Exercise:
Everything in the data should be repeated exactly, save for the images.

Input data:
:::

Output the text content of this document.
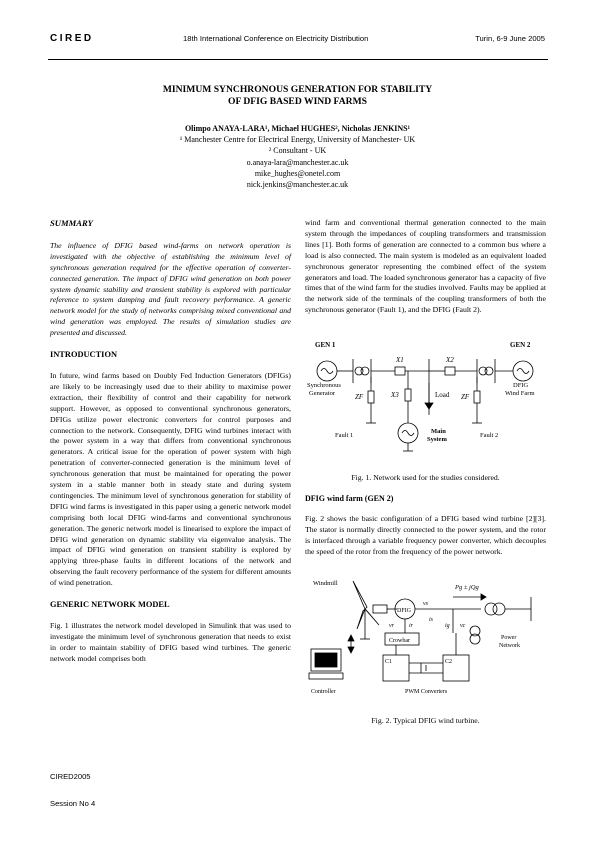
CIRED	18th International Conference on Electricity Distribution	Turin, 6-9 June 2005
MINIMUM SYNCHRONOUS GENERATION FOR STABILITY
OF DFIG BASED WIND FARMS
Olimpo ANAYA-LARA¹, Michael HUGHES², Nicholas JENKINS¹
¹ Manchester Centre for Electrical Energy, University of Manchester- UK
² Consultant - UK
o.anaya-lara@manchester.ac.uk
mike_hughes@onetel.com
nick.jenkins@manchester.ac.uk
SUMMARY

The influence of DFIG based wind-farms on network operation is investigated with the objective of establishing the minimum level of synchronous generation required for the effective operation of converter-connected generation. The impact of DFIG wind generation on both power system dynamic stability and transient stability is explored with particular reference to system damping and fault recovery performance. A generic network model for the study of networks comprising mixed conventional and wind generation was employed. The results of simulation studies are presented and discussed.

INTRODUCTION

In future, wind farms based on Doubly Fed Induction Generators (DFIGs) are likely to be increasingly used due to their ability to maximise power extraction, their flexibility of control and their capability for network support. However, as opposed to conventional synchronous generators, DFIGs utilize power electronic converters for control purposes and connection to the network. Consequently, DFIG wind turbines interact with the power system in a way that differs from conventional synchronous generators. A critical issue for the operation of power system with high penetration of converter-connected generation is the minimum level of synchronous generation that must be maintained for operating the power system in a stable manner both in steady state and during system contingencies. The minimum level of synchronous generation for stability of DFIG wind farms is investigated in this paper using a generic network model comprising both local DFIG wind-farms and conventional synchronous generation. The generic network model is linearised to explore the impact of DFIG wind generation on dynamic stability via eigenvalue analysis. The impact of DFIG wind generation on transient stability is explored by applying three-phase faults in different locations of the network and observing the fault recovery performance of the system for different amounts of wind penetration.

GENERIC NETWORK MODEL

Fig. 1 illustrates the network model developed in Simulink that was used to investigate the minimum level of synchronous generation that needs to exist in order to maintain stability of DFIG based wind turbines. The generic network model comprises both

wind farm and conventional thermal generation connected to the main system through the impedances of coupling transformers and transmission lines [1]. Both forms of generation are connected to a common bus where a load is also connected. The main system is modeled as an equivalent loaded synchronous generator representing the combined effect of the system generators and load. The loaded synchronous generator has a capacity of five times that of the wind farm for the studies involved. Faults may be applied at the network side of the terminals of the coupling transformers of both the synchronous generator (Fault 1), and the DFIG (Fault 2).

GEN 1	GEN 2
X1	X2
X3
ZF	ZF
Load
Synchronous Generator
DFIG Wind Farm
Fault 1	Fault 2
Main System

Fig. 1. Network used for the studies considered.

DFIG wind farm (GEN 2)

Fig. 2 shows the basic configuration of a DFIG based wind turbine [2][3]. The stator is normally directly connected to the power system, and the rotor is interfaced through a variable frequency power converter, which decouples the speed of the rotor from the frequency of the power network.

Windmill
Pg ± jQg
DFIG
vs
vr	ir
is
ig vc
Crowbar
C1	C2
Power Network
Controller	PWM Converters

Fig. 2. Typical DFIG wind turbine.

CIRED2005
Session No 4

:::

Written answer:
Output the text content of this document.
CIRED	18th International Conference on Electricity Distribution	Turin, 6-9 June 2005
MINIMUM SYNCHRONOUS GENERATION FOR STABILITY
OF DFIG BASED WIND FARMS
Olimpo ANAYA-LARA¹, Michael HUGHES², Nicholas JENKINS¹
¹ Manchester Centre for Electrical Energy, University of Manchester- UK
² Consultant - UK
o.anaya-lara@manchester.ac.uk
mike_hughes@onetel.com
nick.jenkins@manchester.ac.uk
SUMMARY

The influence of DFIG based wind-farms on network operation is investigated with the objective of establishing the minimum level of synchronous generation required for the effective operation of converter-connected generation. The impact of DFIG wind generation on both power system dynamic stability and transient stability is explored with particular reference to system damping and fault recovery performance. A generic network model for the study of networks comprising mixed conventional and wind generation was employed. The results of simulation studies are presented and discussed.

INTRODUCTION

In future, wind farms based on Doubly Fed Induction Generators (DFIGs) are likely to be increasingly used due to their ability to maximise power extraction, their flexibility of control and their capability for network support. However, as opposed to conventional synchronous generators, DFIGs utilize power electronic converters for control purposes and connection to the network. Consequently, DFIG wind turbines interact with the power system in a way that differs from conventional synchronous generators. A critical issue for the operation of power system with high penetration of converter-connected generation is the minimum level of synchronous generation that must be maintained for operating the power system in a stable manner both in steady state and during system contingencies. The minimum level of synchronous generation for stability of DFIG wind farms is investigated in this paper using a generic network model comprising both local DFIG wind-farms and conventional synchronous generation. The generic network model is linearised to explore the impact of DFIG wind generation on dynamic stability via eigenvalue analysis. The impact of DFIG wind generation on transient stability is explored by applying three-phase faults in different locations of the network and observing the fault recovery performance of the system for different amounts of wind penetration.

GENERIC NETWORK MODEL

Fig. 1 illustrates the network model developed in Simulink that was used to investigate the minimum level of synchronous generation that needs to exist in order to maintain stability of DFIG based wind turbines. The generic network model comprises both

wind farm and conventional thermal generation connected to the main system through the impedances of coupling transformers and transmission lines [1]. Both forms of generation are connected to a common bus where a load is also connected. The main system is modeled as an equivalent loaded synchronous generator representing the combined effect of the system generators and load. The loaded synchronous generator has a capacity of five times that of the wind farm for the studies involved. Faults may be applied at the network side of the terminals of the coupling transformers of both the synchronous generator (Fault 1), and the DFIG (Fault 2).

GEN 1	GEN 2
X1	X2
X3
ZF	ZF
Load
Synchronous Generator
DFIG Wind Farm
Fault 1	Fault 2
Main System

Fig. 1. Network used for the studies considered.

DFIG wind farm (GEN 2)

Fig. 2 shows the basic configuration of a DFIG based wind turbine [2][3]. The stator is normally directly connected to the power system, and the rotor is interfaced through a variable frequency power converter, which decouples the speed of the rotor from the frequency of the power network.

Windmill
Pg ± jQg
DFIG
vs
vr	ir
is
ig vc
Crowbar
C1	C2
Power Network
Controller	PWM Converters

Fig. 2. Typical DFIG wind turbine.

CIRED2005
Session No 4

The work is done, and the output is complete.